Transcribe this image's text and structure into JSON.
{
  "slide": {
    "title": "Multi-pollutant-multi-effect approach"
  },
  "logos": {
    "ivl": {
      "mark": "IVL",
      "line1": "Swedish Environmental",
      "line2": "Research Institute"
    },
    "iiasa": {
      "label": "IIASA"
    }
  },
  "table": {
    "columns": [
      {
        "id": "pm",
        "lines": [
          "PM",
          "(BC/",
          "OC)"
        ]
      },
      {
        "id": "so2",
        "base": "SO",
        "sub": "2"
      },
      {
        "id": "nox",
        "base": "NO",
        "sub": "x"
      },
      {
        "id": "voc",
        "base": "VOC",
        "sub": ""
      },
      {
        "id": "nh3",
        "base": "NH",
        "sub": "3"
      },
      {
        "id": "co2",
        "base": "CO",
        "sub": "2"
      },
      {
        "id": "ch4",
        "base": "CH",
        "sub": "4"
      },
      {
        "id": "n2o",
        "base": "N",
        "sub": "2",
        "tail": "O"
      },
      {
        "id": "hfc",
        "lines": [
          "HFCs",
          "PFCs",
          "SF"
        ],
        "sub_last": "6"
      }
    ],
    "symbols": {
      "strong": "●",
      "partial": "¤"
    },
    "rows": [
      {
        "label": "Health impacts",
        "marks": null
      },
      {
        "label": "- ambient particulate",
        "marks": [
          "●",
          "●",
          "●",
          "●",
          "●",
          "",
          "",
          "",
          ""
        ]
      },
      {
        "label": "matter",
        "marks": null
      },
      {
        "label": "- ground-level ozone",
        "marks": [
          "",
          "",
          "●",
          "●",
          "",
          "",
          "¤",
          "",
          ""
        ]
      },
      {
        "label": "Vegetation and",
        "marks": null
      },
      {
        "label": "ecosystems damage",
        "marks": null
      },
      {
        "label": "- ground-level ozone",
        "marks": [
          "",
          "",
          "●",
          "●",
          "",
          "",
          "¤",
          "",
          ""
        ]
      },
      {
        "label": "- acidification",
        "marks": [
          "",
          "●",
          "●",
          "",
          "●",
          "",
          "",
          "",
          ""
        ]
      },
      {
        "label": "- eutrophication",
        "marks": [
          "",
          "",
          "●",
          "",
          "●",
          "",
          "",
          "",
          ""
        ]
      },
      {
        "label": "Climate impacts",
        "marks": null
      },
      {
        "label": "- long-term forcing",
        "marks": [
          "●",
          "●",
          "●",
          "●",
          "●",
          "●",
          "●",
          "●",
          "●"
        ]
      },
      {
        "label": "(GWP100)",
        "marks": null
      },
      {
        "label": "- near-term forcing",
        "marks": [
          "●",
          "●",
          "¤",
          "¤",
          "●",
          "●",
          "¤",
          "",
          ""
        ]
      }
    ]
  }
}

★ ★ ★ ★

_Short task_
Return only the number of lines in the data above that include the word "impacts".

_Solution to this problem_
2